(Data listing)
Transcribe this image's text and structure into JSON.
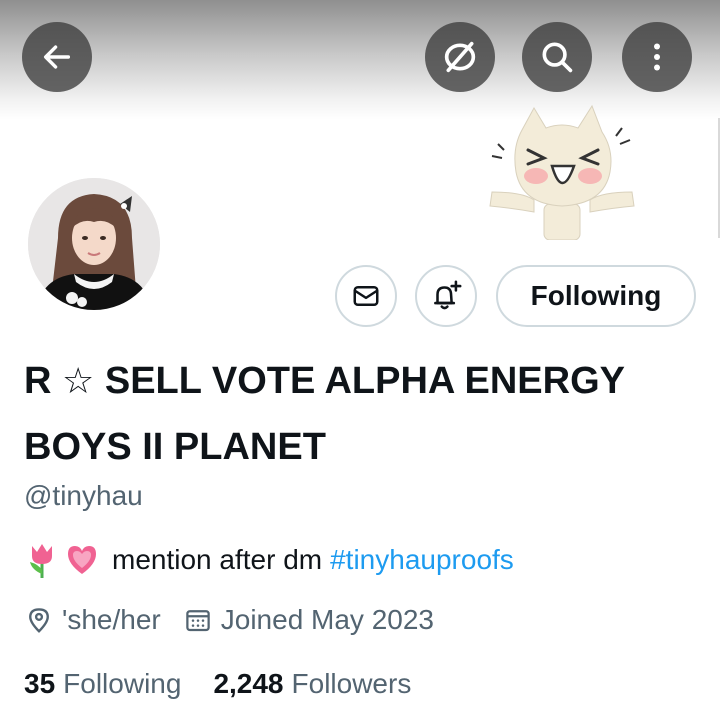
{
  "header": {
    "icons": [
      "back-arrow-icon",
      "hide-media-icon",
      "search-icon",
      "more-vertical-icon"
    ]
  },
  "actions": {
    "message_icon": "envelope-icon",
    "notify_icon": "bell-plus-icon",
    "follow_label": "Following"
  },
  "profile": {
    "name_prefix": "R",
    "name_star": "☆",
    "name_rest": "SELL VOTE ALPHA ENERGY BOYS II PLANET",
    "handle": "@tinyhau",
    "bio_emojis": [
      "tulip-emoji",
      "growing-heart-emoji"
    ],
    "bio_text": "mention after dm",
    "bio_hashtag": "#tinyhauproofs",
    "location": "'she/her",
    "joined": "Joined May 2023",
    "following_count": "35",
    "following_label": "Following",
    "followers_count": "2,248",
    "followers_label": "Followers"
  },
  "colors": {
    "link": "#1d9bf0",
    "secondary_text": "#536471",
    "primary_text": "#0f1419",
    "button_border": "#cfd9de"
  }
}
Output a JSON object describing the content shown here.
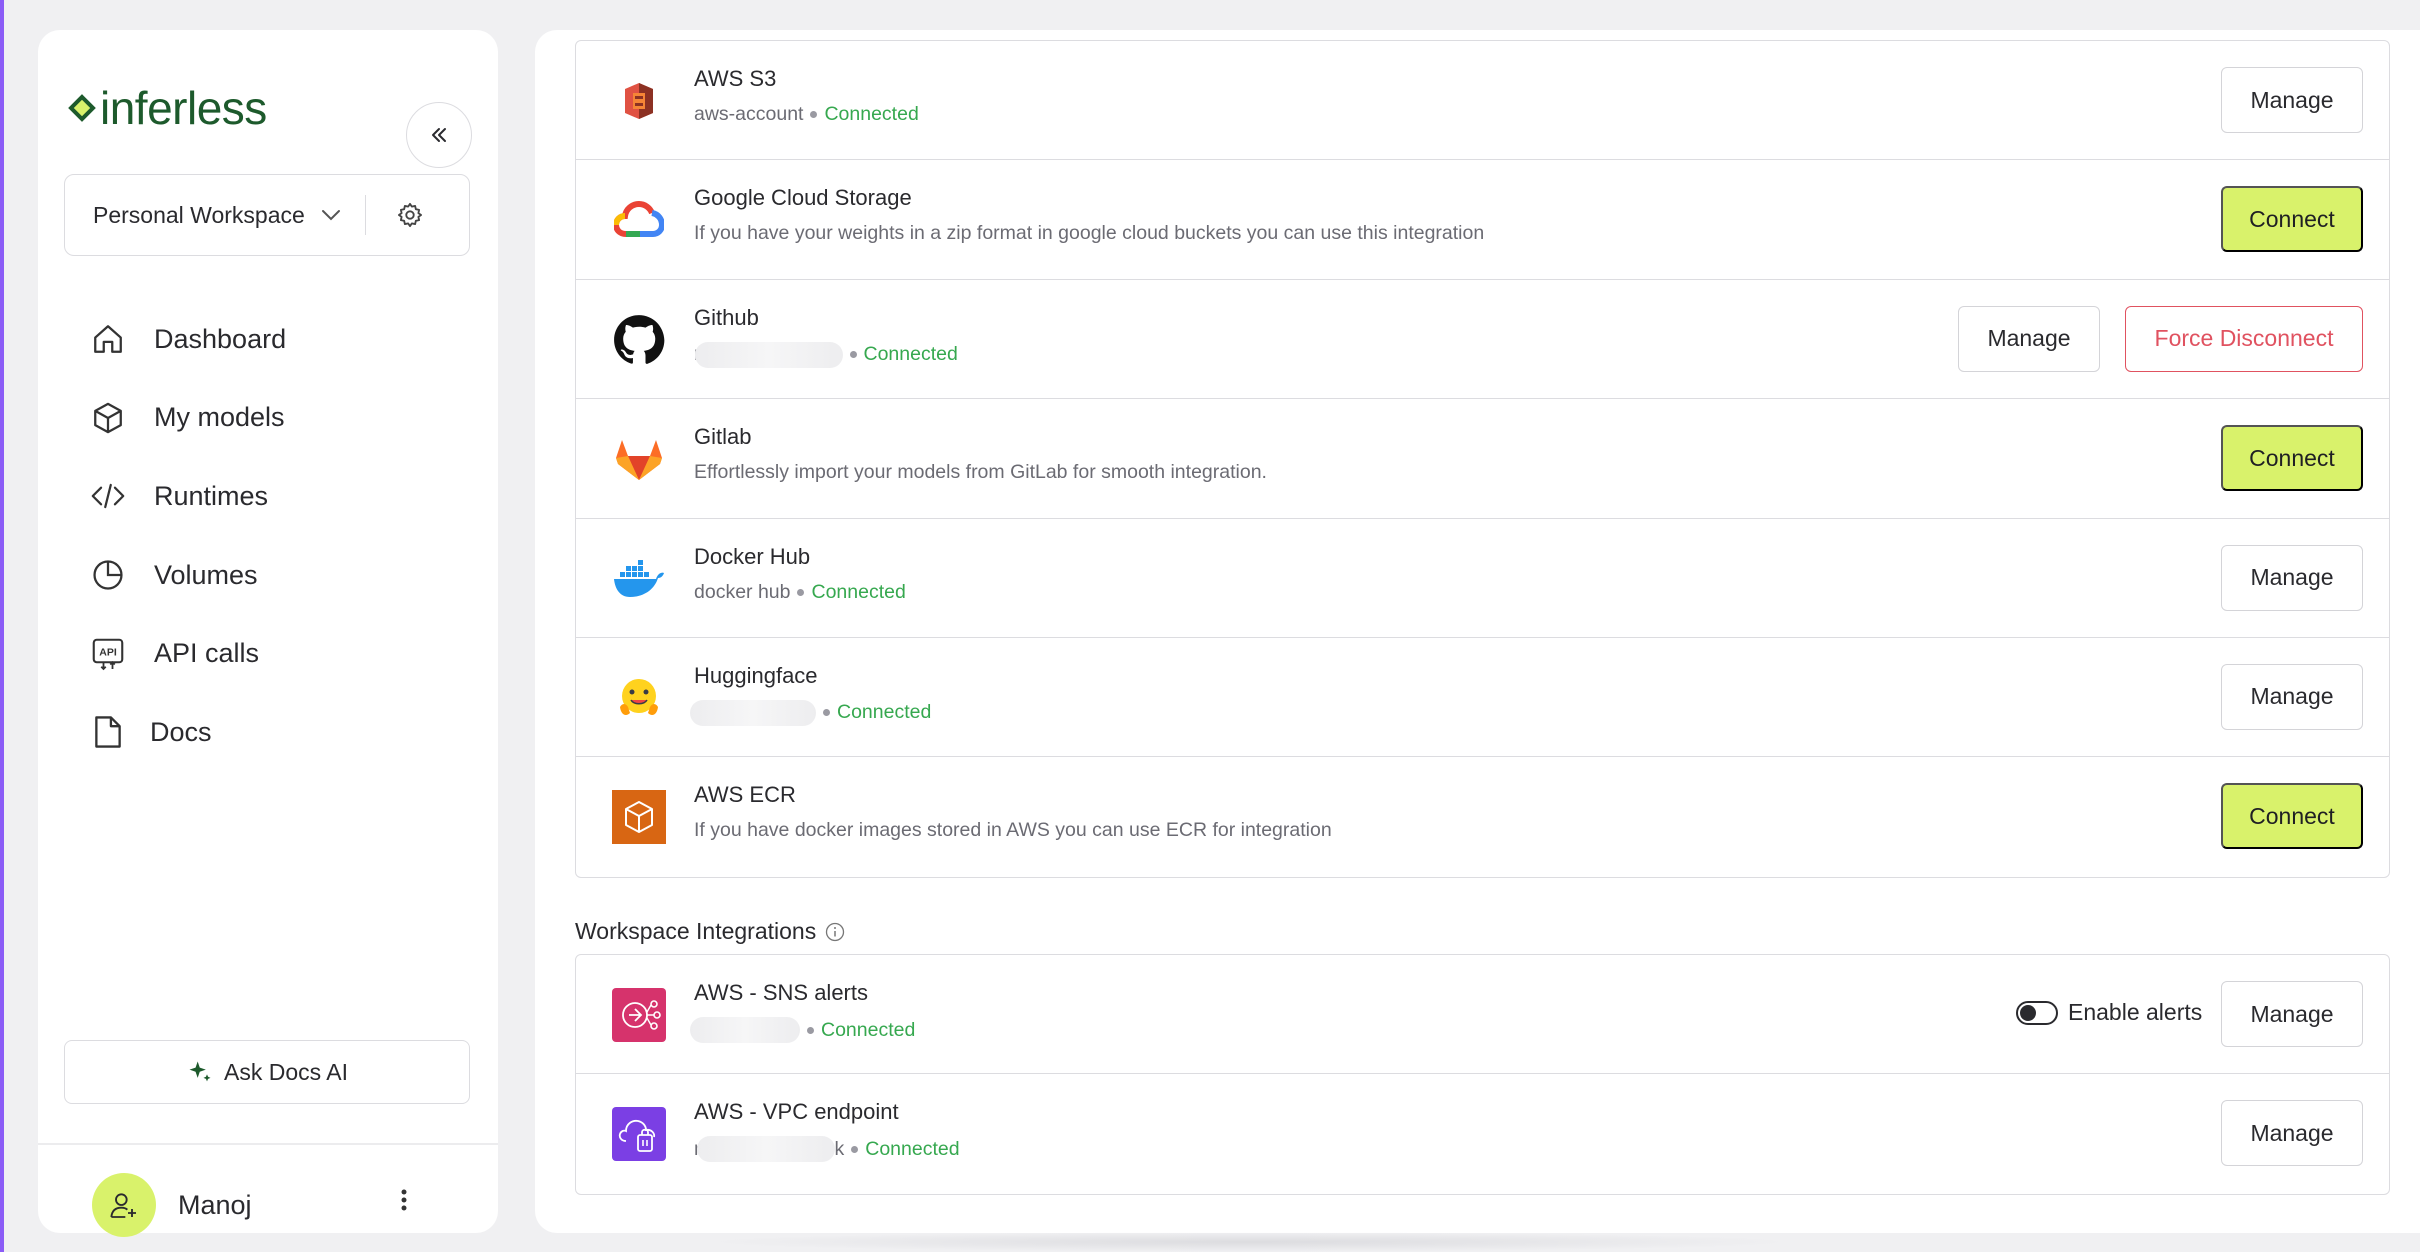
{
  "brand": {
    "name": "inferless"
  },
  "sidebar": {
    "workspace": "Personal Workspace",
    "nav": [
      {
        "label": "Dashboard",
        "icon": "home-icon"
      },
      {
        "label": "My models",
        "icon": "cube-icon"
      },
      {
        "label": "Runtimes",
        "icon": "code-icon"
      },
      {
        "label": "Volumes",
        "icon": "pie-chart-icon"
      },
      {
        "label": "API calls",
        "icon": "api-icon"
      },
      {
        "label": "Docs",
        "icon": "document-icon"
      }
    ],
    "ask_docs": "Ask Docs AI",
    "user": {
      "name": "Manoj"
    }
  },
  "integrations": [
    {
      "name": "AWS S3",
      "account": "aws-account",
      "status": "Connected",
      "icon": "aws-s3-icon",
      "actions": [
        "Manage"
      ]
    },
    {
      "name": "Google Cloud Storage",
      "description": "If you have your weights in a zip format in google cloud buckets you can use this integration",
      "icon": "google-cloud-icon",
      "actions": [
        "Connect"
      ]
    },
    {
      "name": "Github",
      "account": "r",
      "status": "Connected",
      "icon": "github-icon",
      "actions": [
        "Manage",
        "Force Disconnect"
      ]
    },
    {
      "name": "Gitlab",
      "description": "Effortlessly import your models from GitLab for smooth integration.",
      "icon": "gitlab-icon",
      "actions": [
        "Connect"
      ]
    },
    {
      "name": "Docker Hub",
      "account": "docker hub",
      "status": "Connected",
      "icon": "docker-icon",
      "actions": [
        "Manage"
      ]
    },
    {
      "name": "Huggingface",
      "status": "Connected",
      "icon": "huggingface-icon",
      "actions": [
        "Manage"
      ]
    },
    {
      "name": "AWS ECR",
      "description": "If you have docker images stored in AWS you can use ECR for integration",
      "icon": "aws-ecr-icon",
      "actions": [
        "Connect"
      ]
    }
  ],
  "workspace_integrations": {
    "title": "Workspace Integrations",
    "items": [
      {
        "name": "AWS - SNS alerts",
        "status": "Connected",
        "icon": "aws-sns-icon",
        "toggle_label": "Enable alerts",
        "toggle_on": false,
        "actions": [
          "Manage"
        ]
      },
      {
        "name": "AWS - VPC endpoint",
        "account": "r",
        "account_suffix": "k",
        "status": "Connected",
        "icon": "aws-vpc-icon",
        "actions": [
          "Manage"
        ]
      }
    ]
  },
  "colors": {
    "accent": "#d9f26b",
    "connected": "#36a84f",
    "danger": "#e05260",
    "brand": "#1d5a2c"
  }
}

Brief → Omit the pictures and output all of the other material exactly.

Complete answer →
Transcribe this image's text and structure into JSON.
{
  "header": {
    "icons": [
      "back-arrow-icon",
      "hide-media-icon",
      "search-icon",
      "more-vertical-icon"
    ]
  },
  "actions": {
    "message_icon": "envelope-icon",
    "notify_icon": "bell-plus-icon",
    "follow_label": "Following"
  },
  "profile": {
    "name_prefix": "R",
    "name_star": "☆",
    "name_rest": "SELL VOTE ALPHA ENERGY BOYS II PLANET",
    "handle": "@tinyhau",
    "bio_emojis": [
      "tulip-emoji",
      "growing-heart-emoji"
    ],
    "bio_text": "mention after dm",
    "bio_hashtag": "#tinyhauproofs",
    "location": "'she/her",
    "joined": "Joined May 2023",
    "following_count": "35",
    "following_label": "Following",
    "followers_count": "2,248",
    "followers_label": "Followers"
  },
  "colors": {
    "link": "#1d9bf0",
    "secondary_text": "#536471",
    "primary_text": "#0f1419",
    "button_border": "#cfd9de"
  }
}
Output a JSON object describing the content shown here.
{
  "brand": {
    "name": "inferless"
  },
  "sidebar": {
    "workspace": "Personal Workspace",
    "nav": [
      {
        "label": "Dashboard",
        "icon": "home-icon"
      },
      {
        "label": "My models",
        "icon": "cube-icon"
      },
      {
        "label": "Runtimes",
        "icon": "code-icon"
      },
      {
        "label": "Volumes",
        "icon": "pie-chart-icon"
      },
      {
        "label": "API calls",
        "icon": "api-icon"
      },
      {
        "label": "Docs",
        "icon": "document-icon"
      }
    ],
    "ask_docs": "Ask Docs AI",
    "user": {
      "name": "Manoj"
    }
  },
  "integrations": [
    {
      "name": "AWS S3",
      "account": "aws-account",
      "status": "Connected",
      "icon": "aws-s3-icon",
      "actions": [
        "Manage"
      ]
    },
    {
      "name": "Google Cloud Storage",
      "description": "If you have your weights in a zip format in google cloud buckets you can use this integration",
      "icon": "google-cloud-icon",
      "actions": [
        "Connect"
      ]
    },
    {
      "name": "Github",
      "account": "r",
      "status": "Connected",
      "icon": "github-icon",
      "actions": [
        "Manage",
        "Force Disconnect"
      ]
    },
    {
      "name": "Gitlab",
      "description": "Effortlessly import your models from GitLab for smooth integration.",
      "icon": "gitlab-icon",
      "actions": [
        "Connect"
      ]
    },
    {
      "name": "Docker Hub",
      "account": "docker hub",
      "status": "Connected",
      "icon": "docker-icon",
      "actions": [
        "Manage"
      ]
    },
    {
      "name": "Huggingface",
      "status": "Connected",
      "icon": "huggingface-icon",
      "actions": [
        "Manage"
      ]
    },
    {
      "name": "AWS ECR",
      "description": "If you have docker images stored in AWS you can use ECR for integration",
      "icon": "aws-ecr-icon",
      "actions": [
        "Connect"
      ]
    }
  ],
  "workspace_integrations": {
    "title": "Workspace Integrations",
    "items": [
      {
        "name": "AWS - SNS alerts",
        "status": "Connected",
        "icon": "aws-sns-icon",
        "toggle_label": "Enable alerts",
        "toggle_on": false,
        "actions": [
          "Manage"
        ]
      },
      {
        "name": "AWS - VPC endpoint",
        "account": "r",
        "account_suffix": "k",
        "status": "Connected",
        "icon": "aws-vpc-icon",
        "actions": [
          "Manage"
        ]
      }
    ]
  },
  "colors": {
    "accent": "#d9f26b",
    "connected": "#36a84f",
    "danger": "#e05260",
    "brand": "#1d5a2c"
  }
}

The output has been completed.